§ EXERCISE BRIEF
Pick out every line in the data below that holds "SUMTRAN".

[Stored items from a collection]

|---|

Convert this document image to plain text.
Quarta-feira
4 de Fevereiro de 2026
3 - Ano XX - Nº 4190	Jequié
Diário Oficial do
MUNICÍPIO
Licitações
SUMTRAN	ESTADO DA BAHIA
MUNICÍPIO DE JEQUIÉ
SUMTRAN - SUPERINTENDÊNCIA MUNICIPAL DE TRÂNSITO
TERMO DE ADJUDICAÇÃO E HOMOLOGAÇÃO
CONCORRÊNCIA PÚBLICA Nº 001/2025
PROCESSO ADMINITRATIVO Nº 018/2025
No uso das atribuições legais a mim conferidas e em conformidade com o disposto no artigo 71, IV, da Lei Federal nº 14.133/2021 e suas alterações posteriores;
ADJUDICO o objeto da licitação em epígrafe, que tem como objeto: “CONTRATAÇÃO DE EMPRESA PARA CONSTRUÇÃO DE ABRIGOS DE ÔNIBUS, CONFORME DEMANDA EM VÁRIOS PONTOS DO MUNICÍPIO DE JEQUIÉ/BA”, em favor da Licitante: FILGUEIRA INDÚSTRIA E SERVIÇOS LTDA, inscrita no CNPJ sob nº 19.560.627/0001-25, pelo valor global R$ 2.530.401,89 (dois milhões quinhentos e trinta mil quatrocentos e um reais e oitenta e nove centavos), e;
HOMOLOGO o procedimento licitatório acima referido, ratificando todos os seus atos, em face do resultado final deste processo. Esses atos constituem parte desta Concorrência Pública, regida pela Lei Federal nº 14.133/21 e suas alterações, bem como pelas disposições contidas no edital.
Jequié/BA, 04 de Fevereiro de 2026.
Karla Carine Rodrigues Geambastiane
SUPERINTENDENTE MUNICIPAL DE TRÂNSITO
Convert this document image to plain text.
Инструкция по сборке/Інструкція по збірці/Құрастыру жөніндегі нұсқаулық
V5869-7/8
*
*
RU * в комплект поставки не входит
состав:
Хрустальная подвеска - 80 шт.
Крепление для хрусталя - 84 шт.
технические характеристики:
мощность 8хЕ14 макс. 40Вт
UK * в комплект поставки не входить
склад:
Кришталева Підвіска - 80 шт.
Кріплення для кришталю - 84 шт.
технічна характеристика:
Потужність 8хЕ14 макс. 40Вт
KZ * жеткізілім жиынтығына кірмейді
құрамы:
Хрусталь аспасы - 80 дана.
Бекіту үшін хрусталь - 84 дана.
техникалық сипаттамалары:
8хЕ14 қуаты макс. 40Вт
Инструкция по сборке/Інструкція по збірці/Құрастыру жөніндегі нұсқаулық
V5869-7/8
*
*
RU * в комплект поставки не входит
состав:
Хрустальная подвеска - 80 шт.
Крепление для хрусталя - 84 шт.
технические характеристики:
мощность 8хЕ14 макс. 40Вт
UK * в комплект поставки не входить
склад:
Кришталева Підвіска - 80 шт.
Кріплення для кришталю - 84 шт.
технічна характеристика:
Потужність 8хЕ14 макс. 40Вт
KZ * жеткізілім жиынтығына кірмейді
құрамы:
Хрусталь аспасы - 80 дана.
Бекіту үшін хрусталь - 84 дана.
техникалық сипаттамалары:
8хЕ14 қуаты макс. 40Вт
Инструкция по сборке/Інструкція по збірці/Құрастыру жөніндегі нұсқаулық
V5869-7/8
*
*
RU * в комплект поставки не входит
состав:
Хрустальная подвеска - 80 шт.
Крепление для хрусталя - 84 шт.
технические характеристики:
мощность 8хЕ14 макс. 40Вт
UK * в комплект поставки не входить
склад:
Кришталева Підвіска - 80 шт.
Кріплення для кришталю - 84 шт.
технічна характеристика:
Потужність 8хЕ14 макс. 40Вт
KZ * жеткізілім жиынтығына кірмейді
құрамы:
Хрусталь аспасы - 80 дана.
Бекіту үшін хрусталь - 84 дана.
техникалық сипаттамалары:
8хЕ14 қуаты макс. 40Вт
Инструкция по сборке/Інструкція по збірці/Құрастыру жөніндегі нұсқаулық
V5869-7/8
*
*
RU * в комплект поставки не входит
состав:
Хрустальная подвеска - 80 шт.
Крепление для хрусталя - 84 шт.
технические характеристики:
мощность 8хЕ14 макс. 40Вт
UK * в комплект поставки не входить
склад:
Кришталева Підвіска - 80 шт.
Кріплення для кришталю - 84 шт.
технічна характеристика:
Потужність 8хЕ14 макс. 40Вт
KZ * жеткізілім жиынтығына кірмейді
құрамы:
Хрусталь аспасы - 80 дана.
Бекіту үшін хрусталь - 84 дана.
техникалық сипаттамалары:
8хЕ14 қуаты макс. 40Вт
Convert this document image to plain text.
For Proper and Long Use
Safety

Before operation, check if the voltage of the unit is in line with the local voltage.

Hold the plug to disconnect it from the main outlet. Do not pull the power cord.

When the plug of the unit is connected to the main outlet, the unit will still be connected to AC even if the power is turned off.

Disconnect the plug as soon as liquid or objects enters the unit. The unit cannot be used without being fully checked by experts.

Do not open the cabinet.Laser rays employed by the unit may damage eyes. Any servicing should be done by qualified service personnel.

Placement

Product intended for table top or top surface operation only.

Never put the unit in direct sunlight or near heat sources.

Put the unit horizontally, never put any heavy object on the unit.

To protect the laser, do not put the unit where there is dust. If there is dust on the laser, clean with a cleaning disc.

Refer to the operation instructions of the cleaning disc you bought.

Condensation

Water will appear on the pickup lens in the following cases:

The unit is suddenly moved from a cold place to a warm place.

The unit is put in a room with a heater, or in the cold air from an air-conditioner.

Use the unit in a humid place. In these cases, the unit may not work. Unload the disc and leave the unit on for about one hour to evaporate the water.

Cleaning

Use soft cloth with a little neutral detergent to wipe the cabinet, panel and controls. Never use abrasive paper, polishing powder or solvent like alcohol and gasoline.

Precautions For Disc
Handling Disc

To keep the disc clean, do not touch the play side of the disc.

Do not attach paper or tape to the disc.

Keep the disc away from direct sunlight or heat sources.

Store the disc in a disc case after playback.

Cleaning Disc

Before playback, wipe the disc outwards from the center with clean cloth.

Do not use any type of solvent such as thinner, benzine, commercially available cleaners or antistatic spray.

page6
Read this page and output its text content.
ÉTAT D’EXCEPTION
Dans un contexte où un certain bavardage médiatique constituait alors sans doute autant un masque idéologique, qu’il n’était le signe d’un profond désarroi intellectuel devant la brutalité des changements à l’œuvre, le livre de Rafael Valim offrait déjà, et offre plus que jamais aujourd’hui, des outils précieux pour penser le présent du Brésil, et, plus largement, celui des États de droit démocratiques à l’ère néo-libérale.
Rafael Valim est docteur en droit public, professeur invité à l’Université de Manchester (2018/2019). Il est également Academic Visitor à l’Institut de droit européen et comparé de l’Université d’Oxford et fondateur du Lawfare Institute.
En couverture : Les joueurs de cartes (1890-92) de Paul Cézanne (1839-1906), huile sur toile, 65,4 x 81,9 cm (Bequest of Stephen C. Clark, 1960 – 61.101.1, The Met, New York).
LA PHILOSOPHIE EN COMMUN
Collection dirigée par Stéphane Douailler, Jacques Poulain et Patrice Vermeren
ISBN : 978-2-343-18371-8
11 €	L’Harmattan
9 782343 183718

|---|

§ EXERCISE RESULT
SUMTRAN	ESTADO DA BAHIA
SUMTRAN - SUPERINTENDÊNCIA MUNICIPAL DE TRÂNSITO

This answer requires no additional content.